EXERCISE DESCRIPTION: Below are records to transcribe exactly, without their pictures.

SUPPLIED MATERIAL:

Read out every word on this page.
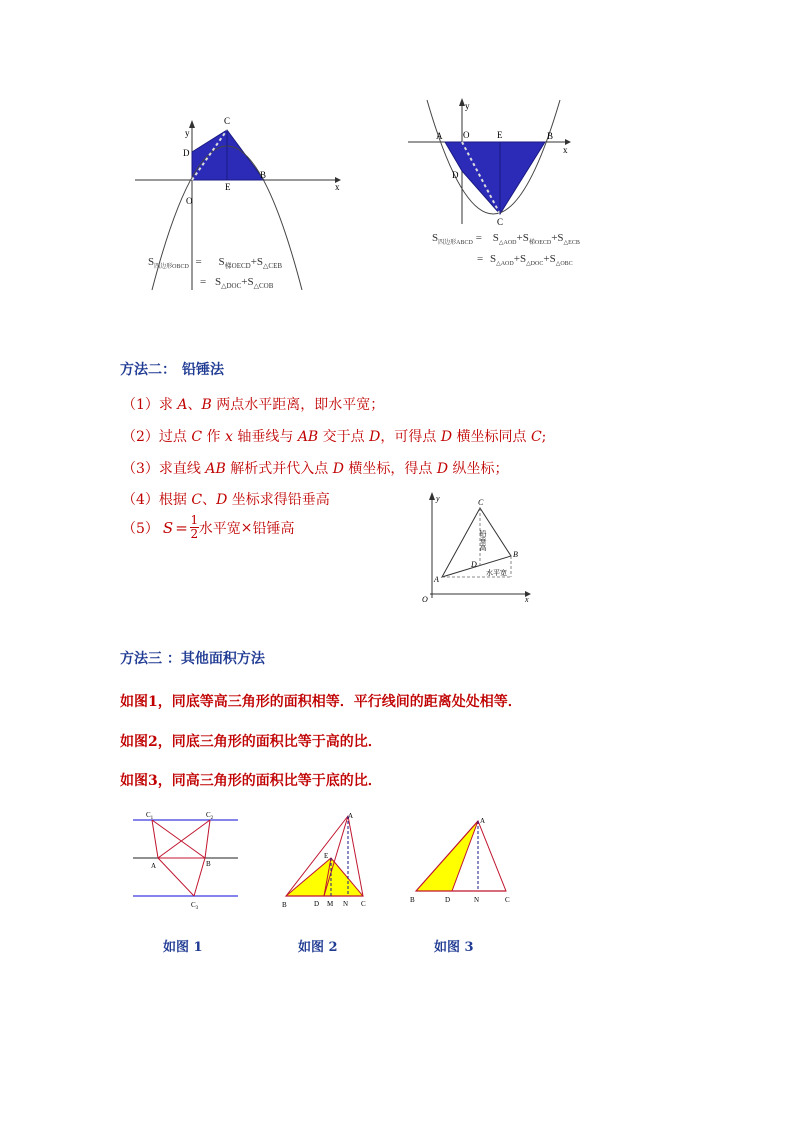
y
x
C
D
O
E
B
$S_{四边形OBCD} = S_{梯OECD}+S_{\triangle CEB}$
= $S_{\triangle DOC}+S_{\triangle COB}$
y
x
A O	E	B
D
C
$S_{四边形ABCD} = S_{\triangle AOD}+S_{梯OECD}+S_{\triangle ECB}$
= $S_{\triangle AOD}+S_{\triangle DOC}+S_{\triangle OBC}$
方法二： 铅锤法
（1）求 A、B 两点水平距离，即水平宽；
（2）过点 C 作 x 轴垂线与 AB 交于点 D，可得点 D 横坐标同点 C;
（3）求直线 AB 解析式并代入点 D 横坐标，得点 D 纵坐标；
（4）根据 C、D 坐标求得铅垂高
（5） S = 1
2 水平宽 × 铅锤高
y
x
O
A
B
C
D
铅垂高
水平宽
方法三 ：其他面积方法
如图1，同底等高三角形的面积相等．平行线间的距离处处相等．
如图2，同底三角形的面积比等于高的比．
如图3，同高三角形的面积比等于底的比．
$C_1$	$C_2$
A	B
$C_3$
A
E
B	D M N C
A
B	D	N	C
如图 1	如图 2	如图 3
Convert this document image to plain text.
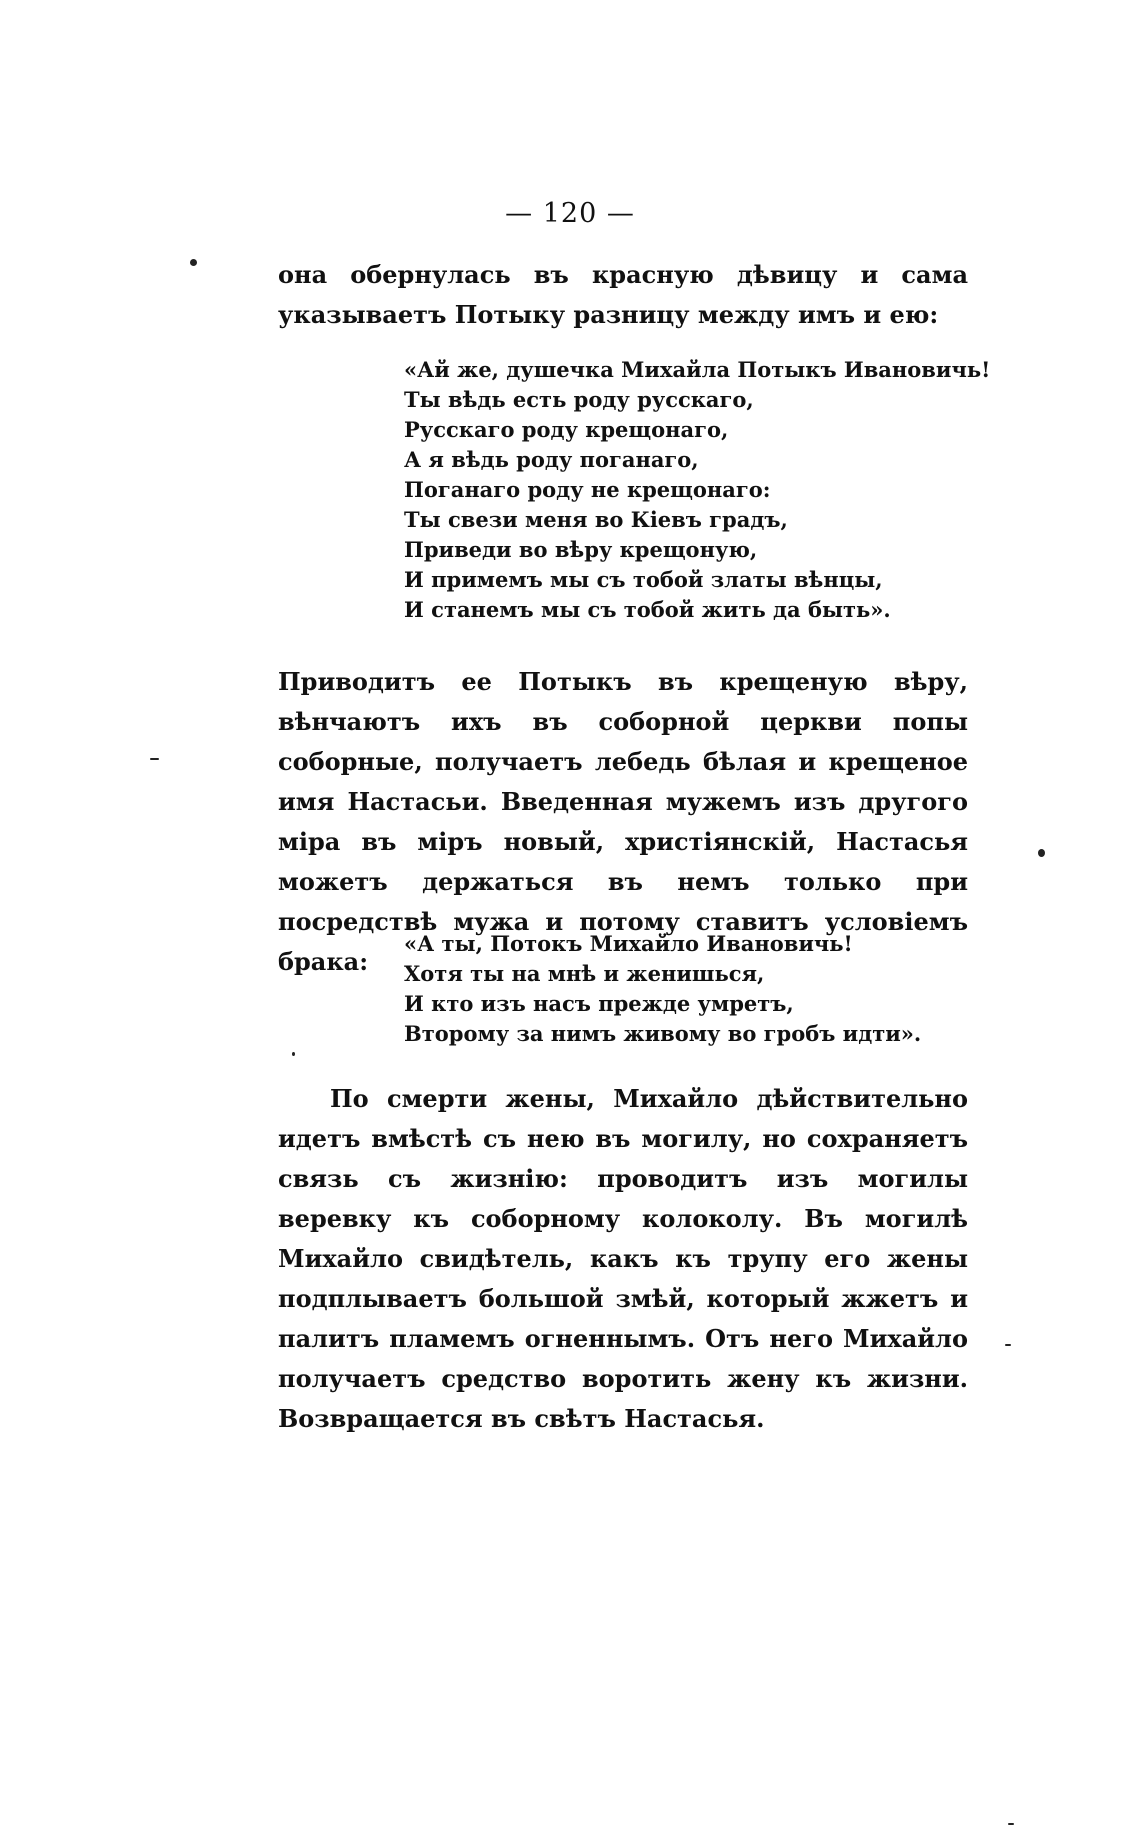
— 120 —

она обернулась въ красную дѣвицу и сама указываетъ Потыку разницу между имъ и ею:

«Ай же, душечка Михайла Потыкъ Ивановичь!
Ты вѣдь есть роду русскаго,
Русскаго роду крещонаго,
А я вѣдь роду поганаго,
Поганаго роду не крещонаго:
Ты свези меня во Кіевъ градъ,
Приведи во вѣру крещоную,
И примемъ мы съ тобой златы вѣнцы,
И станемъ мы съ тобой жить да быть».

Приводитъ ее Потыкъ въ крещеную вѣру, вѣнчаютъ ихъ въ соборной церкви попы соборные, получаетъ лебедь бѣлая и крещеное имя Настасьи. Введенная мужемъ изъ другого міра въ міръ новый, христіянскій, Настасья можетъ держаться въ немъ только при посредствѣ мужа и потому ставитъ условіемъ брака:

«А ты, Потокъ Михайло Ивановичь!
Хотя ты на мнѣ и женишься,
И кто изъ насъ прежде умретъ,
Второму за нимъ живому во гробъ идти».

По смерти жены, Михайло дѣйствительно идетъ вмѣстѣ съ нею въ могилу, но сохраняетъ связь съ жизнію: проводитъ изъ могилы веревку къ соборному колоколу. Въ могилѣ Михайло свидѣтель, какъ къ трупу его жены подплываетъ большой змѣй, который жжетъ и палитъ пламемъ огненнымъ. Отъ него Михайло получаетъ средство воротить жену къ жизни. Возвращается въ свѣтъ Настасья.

ANSWER TO THIS TASK:
Read out every word on this page.
y
x
C
D
O
E
B
$S_{四边形OBCD} = S_{梯OECD}+S_{\triangle CEB}$
= $S_{\triangle DOC}+S_{\triangle COB}$
y
x
A O	E	B
D
C
$S_{四边形ABCD} = S_{\triangle AOD}+S_{梯OECD}+S_{\triangle ECB}$
= $S_{\triangle AOD}+S_{\triangle DOC}+S_{\triangle OBC}$
方法二： 铅锤法
（1）求 A、B 两点水平距离，即水平宽；
（2）过点 C 作 x 轴垂线与 AB 交于点 D，可得点 D 横坐标同点 C;
（3）求直线 AB 解析式并代入点 D 横坐标，得点 D 纵坐标；
（4）根据 C、D 坐标求得铅垂高
（5） S = 1
2 水平宽 × 铅锤高
y
x
O
A
B
C
D
铅垂高
水平宽
方法三 ：其他面积方法
如图1，同底等高三角形的面积相等．平行线间的距离处处相等．
如图2，同底三角形的面积比等于高的比．
如图3，同高三角形的面积比等于底的比．
$C_1$	$C_2$
A	B
$C_3$
A
E
B	D M N C
A
B	D	N	C
如图 1	如图 2	如图 3
Convert this document image to plain text.
— 120 —

она обернулась въ красную дѣвицу и сама указываетъ Потыку разницу между имъ и ею:

«Ай же, душечка Михайла Потыкъ Ивановичь!
Ты вѣдь есть роду русскаго,
Русскаго роду крещонаго,
А я вѣдь роду поганаго,
Поганаго роду не крещонаго:
Ты свези меня во Кіевъ градъ,
Приведи во вѣру крещоную,
И примемъ мы съ тобой златы вѣнцы,
И станемъ мы съ тобой жить да быть».

Приводитъ ее Потыкъ въ крещеную вѣру, вѣнчаютъ ихъ въ соборной церкви попы соборные, получаетъ лебедь бѣлая и крещеное имя Настасьи. Введенная мужемъ изъ другого міра въ міръ новый, христіянскій, Настасья можетъ держаться въ немъ только при посредствѣ мужа и потому ставитъ условіемъ брака:

«А ты, Потокъ Михайло Ивановичь!
Хотя ты на мнѣ и женишься,
И кто изъ насъ прежде умретъ,
Второму за нимъ живому во гробъ идти».

По смерти жены, Михайло дѣйствительно идетъ вмѣстѣ съ нею въ могилу, но сохраняетъ связь съ жизнію: проводитъ изъ могилы веревку къ соборному колоколу. Въ могилѣ Михайло свидѣтель, какъ къ трупу его жены подплываетъ большой змѣй, который жжетъ и палитъ пламемъ огненнымъ. Отъ него Михайло получаетъ средство воротить жену къ жизни. Возвращается въ свѣтъ Настасья.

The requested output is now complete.